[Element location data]
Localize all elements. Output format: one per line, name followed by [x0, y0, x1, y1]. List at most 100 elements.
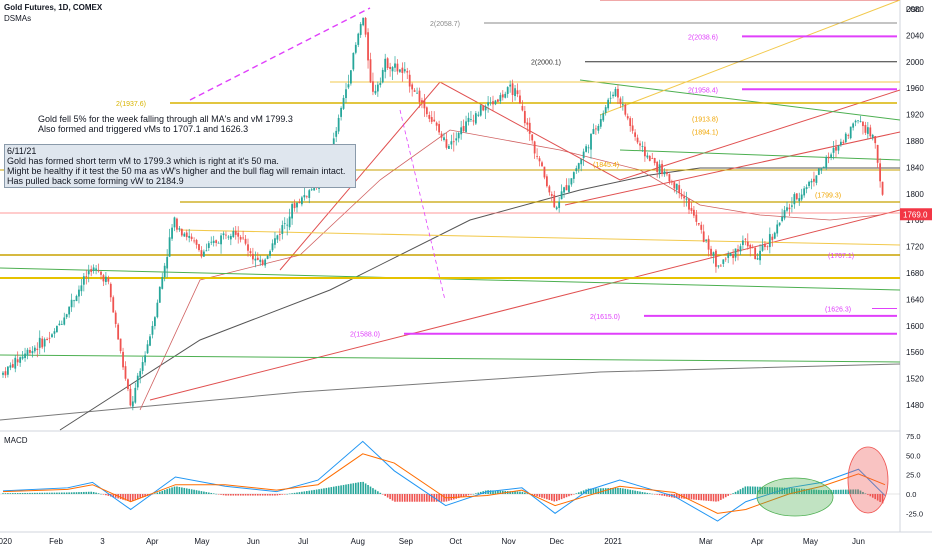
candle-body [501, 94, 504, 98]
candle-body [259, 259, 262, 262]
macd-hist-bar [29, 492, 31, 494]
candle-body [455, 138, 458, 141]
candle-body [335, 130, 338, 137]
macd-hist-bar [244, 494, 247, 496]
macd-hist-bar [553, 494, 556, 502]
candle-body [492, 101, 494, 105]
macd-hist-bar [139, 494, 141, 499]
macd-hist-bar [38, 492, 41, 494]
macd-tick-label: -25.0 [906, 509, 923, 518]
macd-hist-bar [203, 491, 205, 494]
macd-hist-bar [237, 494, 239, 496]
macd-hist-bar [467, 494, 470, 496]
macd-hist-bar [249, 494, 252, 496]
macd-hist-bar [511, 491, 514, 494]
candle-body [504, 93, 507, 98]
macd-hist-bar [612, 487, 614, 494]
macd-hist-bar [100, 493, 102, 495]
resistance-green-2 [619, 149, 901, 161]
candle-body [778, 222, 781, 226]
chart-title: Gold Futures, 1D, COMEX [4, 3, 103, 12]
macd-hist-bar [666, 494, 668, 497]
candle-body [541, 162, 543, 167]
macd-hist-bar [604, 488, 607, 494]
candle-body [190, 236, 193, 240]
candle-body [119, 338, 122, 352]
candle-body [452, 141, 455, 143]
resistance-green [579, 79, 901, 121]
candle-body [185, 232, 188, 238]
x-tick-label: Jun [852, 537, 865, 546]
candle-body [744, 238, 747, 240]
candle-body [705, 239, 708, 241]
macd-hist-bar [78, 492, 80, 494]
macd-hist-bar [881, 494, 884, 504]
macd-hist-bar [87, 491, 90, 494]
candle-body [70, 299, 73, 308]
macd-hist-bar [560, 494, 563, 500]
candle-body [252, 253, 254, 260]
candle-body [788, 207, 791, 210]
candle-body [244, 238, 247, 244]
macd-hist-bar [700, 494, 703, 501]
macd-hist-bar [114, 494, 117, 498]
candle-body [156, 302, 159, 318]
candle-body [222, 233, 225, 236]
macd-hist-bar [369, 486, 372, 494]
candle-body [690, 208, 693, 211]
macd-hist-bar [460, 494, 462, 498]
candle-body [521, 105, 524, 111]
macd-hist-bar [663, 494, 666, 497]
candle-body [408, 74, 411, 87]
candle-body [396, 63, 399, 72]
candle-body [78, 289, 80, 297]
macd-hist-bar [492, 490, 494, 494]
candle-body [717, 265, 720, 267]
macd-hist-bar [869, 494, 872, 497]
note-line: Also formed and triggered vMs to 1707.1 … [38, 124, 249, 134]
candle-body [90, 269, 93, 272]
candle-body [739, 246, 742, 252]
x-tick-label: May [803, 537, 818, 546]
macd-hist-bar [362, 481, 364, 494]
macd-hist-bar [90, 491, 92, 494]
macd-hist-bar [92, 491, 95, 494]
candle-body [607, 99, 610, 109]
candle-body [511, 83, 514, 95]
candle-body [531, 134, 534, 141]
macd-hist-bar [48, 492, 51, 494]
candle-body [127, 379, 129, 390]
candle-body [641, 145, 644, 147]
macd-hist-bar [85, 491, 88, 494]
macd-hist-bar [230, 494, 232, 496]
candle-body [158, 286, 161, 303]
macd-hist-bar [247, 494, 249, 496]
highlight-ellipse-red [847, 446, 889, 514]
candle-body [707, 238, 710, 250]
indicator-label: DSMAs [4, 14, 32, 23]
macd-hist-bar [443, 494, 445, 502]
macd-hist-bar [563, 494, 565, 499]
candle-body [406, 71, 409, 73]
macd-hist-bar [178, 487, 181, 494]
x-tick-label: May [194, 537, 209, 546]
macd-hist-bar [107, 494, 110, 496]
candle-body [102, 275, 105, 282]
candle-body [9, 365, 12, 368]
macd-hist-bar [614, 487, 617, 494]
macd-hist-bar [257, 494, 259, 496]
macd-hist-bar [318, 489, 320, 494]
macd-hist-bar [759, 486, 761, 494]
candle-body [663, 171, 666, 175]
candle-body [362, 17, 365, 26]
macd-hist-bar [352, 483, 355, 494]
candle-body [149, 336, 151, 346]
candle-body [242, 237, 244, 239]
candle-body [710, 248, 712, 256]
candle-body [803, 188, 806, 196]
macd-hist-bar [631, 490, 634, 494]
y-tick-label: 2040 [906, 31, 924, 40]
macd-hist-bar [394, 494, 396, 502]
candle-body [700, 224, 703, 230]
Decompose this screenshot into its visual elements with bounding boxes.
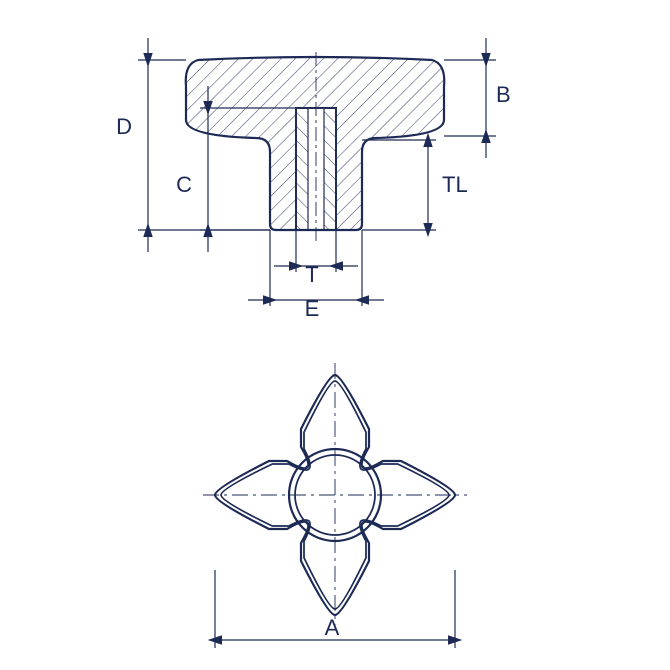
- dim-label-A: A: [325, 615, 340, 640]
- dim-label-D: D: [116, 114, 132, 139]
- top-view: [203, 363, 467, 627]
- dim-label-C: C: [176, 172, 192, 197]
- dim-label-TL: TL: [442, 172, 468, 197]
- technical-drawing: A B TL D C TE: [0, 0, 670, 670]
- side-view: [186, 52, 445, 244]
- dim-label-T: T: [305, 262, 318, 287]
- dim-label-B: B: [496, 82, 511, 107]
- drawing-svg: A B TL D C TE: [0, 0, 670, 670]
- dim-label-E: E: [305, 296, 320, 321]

## Short problem:
Reproduce all of the data above verbatim, omitting the pictures.

## Written answer:
Localize all elements. Output format: one per line, name followed by [x0, y0, x1, y1]. List at most 100 elements.
candle-body [501, 94, 504, 98]
candle-body [259, 259, 262, 262]
macd-hist-bar [29, 492, 31, 494]
candle-body [455, 138, 458, 141]
candle-body [335, 130, 338, 137]
macd-hist-bar [244, 494, 247, 496]
macd-hist-bar [553, 494, 556, 502]
candle-body [492, 101, 494, 105]
macd-hist-bar [139, 494, 141, 499]
macd-hist-bar [38, 492, 41, 494]
macd-tick-label: -25.0 [906, 509, 923, 518]
macd-hist-bar [203, 491, 205, 494]
macd-hist-bar [237, 494, 239, 496]
macd-hist-bar [467, 494, 470, 496]
macd-hist-bar [249, 494, 252, 496]
macd-hist-bar [511, 491, 514, 494]
candle-body [504, 93, 507, 98]
macd-hist-bar [612, 487, 614, 494]
macd-hist-bar [100, 493, 102, 495]
resistance-green-2 [619, 149, 901, 161]
candle-body [778, 222, 781, 226]
chart-title: Gold Futures, 1D, COMEX [4, 3, 103, 12]
macd-hist-bar [666, 494, 668, 497]
candle-body [541, 162, 543, 167]
macd-hist-bar [604, 488, 607, 494]
candle-body [190, 236, 193, 240]
candle-body [119, 338, 122, 352]
candle-body [452, 141, 455, 143]
resistance-green [579, 79, 901, 121]
candle-body [185, 232, 188, 238]
x-tick-label: Jun [852, 537, 865, 546]
candle-body [744, 238, 747, 240]
candle-body [705, 239, 708, 241]
macd-hist-bar [78, 492, 80, 494]
macd-hist-bar [881, 494, 884, 504]
macd-hist-bar [87, 491, 90, 494]
candle-body [70, 299, 73, 308]
macd-hist-bar [560, 494, 563, 500]
candle-body [252, 253, 254, 260]
candle-body [788, 207, 791, 210]
candle-body [244, 238, 247, 244]
macd-hist-bar [700, 494, 703, 501]
macd-hist-bar [114, 494, 117, 498]
candle-body [156, 302, 159, 318]
candle-body [222, 233, 225, 236]
macd-hist-bar [369, 486, 372, 494]
candle-body [690, 208, 693, 211]
macd-hist-bar [460, 494, 462, 498]
candle-body [521, 105, 524, 111]
macd-hist-bar [663, 494, 666, 497]
candle-body [408, 74, 411, 87]
candle-body [396, 63, 399, 72]
candle-body [78, 289, 80, 297]
macd-hist-bar [492, 490, 494, 494]
candle-body [717, 265, 720, 267]
macd-hist-bar [869, 494, 872, 497]
note-line: Also formed and triggered vMs to 1707.1 … [38, 124, 249, 134]
candle-body [90, 269, 93, 272]
candle-body [739, 246, 742, 252]
x-tick-label: May [803, 537, 818, 546]
macd-hist-bar [362, 481, 364, 494]
macd-hist-bar [90, 491, 92, 494]
macd-hist-bar [92, 491, 95, 494]
candle-body [607, 99, 610, 109]
candle-body [511, 83, 514, 95]
candle-body [531, 134, 534, 141]
macd-hist-bar [48, 492, 51, 494]
candle-body [127, 379, 129, 390]
candle-body [641, 145, 644, 147]
macd-hist-bar [85, 491, 88, 494]
macd-hist-bar [230, 494, 232, 496]
candle-body [158, 286, 161, 303]
macd-hist-bar [247, 494, 249, 496]
highlight-ellipse-red [847, 446, 889, 514]
candle-body [707, 238, 710, 250]
indicator-label: DSMAs [4, 14, 32, 23]
macd-hist-bar [443, 494, 445, 502]
macd-hist-bar [563, 494, 565, 499]
candle-body [406, 71, 409, 73]
macd-hist-bar [178, 487, 181, 494]
x-tick-label: May [194, 537, 209, 546]
macd-hist-bar [107, 494, 110, 496]
candle-body [102, 275, 105, 282]
candle-body [9, 365, 12, 368]
macd-hist-bar [614, 487, 617, 494]
macd-hist-bar [257, 494, 259, 496]
macd-hist-bar [318, 489, 320, 494]
macd-hist-bar [759, 486, 761, 494]
candle-body [663, 171, 666, 175]
candle-body [362, 17, 365, 26]
macd-hist-bar [352, 483, 355, 494]
candle-body [149, 336, 151, 346]
candle-body [242, 237, 244, 239]
candle-body [710, 248, 712, 256]
candle-body [803, 188, 806, 196]
macd-hist-bar [631, 490, 634, 494]
y-tick-label: 2040 [906, 31, 924, 40]
macd-hist-bar [394, 494, 396, 502]
candle-body [700, 224, 703, 230]
Decompose this screenshot into its visual elements with bounding boxes.
- dim-label-A: A: [325, 615, 340, 640]
- dim-label-D: D: [116, 114, 132, 139]
- top-view: [203, 363, 467, 627]
- dim-label-C: C: [176, 172, 192, 197]
- dim-label-TL: TL: [442, 172, 468, 197]
- technical-drawing: A B TL D C TE: [0, 0, 670, 670]
- side-view: [186, 52, 445, 244]
- dim-label-T: T: [305, 262, 318, 287]
- dim-label-B: B: [496, 82, 511, 107]
- drawing-svg: A B TL D C TE: [0, 0, 670, 670]
- dim-label-E: E: [305, 296, 320, 321]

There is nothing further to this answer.